WRITTEN INSTRUCTION:
Work through the listing below and count the lines that hold "художников". Answer with the number alone.

STORED ROWS:
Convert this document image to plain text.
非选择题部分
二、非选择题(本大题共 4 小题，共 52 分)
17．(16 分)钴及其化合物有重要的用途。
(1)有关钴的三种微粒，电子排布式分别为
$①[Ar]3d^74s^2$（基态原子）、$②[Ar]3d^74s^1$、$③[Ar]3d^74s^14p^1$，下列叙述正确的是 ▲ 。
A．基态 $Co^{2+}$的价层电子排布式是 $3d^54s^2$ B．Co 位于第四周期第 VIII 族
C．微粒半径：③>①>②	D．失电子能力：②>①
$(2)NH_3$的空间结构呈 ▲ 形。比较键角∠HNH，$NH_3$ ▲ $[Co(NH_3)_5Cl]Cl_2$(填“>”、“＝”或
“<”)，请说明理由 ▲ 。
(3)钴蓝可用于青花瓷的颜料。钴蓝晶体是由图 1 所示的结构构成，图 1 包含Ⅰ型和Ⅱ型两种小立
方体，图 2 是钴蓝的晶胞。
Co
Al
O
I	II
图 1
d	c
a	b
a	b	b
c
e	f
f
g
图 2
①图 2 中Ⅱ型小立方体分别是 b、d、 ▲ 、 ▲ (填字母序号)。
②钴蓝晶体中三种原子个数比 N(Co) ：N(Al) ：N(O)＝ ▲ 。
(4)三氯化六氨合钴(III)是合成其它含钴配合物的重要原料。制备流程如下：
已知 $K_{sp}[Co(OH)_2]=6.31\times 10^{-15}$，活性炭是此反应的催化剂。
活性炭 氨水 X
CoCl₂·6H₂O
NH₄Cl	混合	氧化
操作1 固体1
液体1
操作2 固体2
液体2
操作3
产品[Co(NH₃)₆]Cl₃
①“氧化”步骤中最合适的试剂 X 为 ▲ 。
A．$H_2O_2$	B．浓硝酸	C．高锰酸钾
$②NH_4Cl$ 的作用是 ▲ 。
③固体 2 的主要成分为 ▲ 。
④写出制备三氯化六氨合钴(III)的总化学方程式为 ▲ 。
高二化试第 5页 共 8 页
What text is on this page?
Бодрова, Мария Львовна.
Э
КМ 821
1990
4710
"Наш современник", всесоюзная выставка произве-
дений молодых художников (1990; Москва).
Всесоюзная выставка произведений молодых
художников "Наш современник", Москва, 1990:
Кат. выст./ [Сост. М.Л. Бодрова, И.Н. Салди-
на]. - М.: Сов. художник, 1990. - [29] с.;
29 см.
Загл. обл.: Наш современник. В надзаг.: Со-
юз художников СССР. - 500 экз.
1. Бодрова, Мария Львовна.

RESULT FOR THIS TASK:
3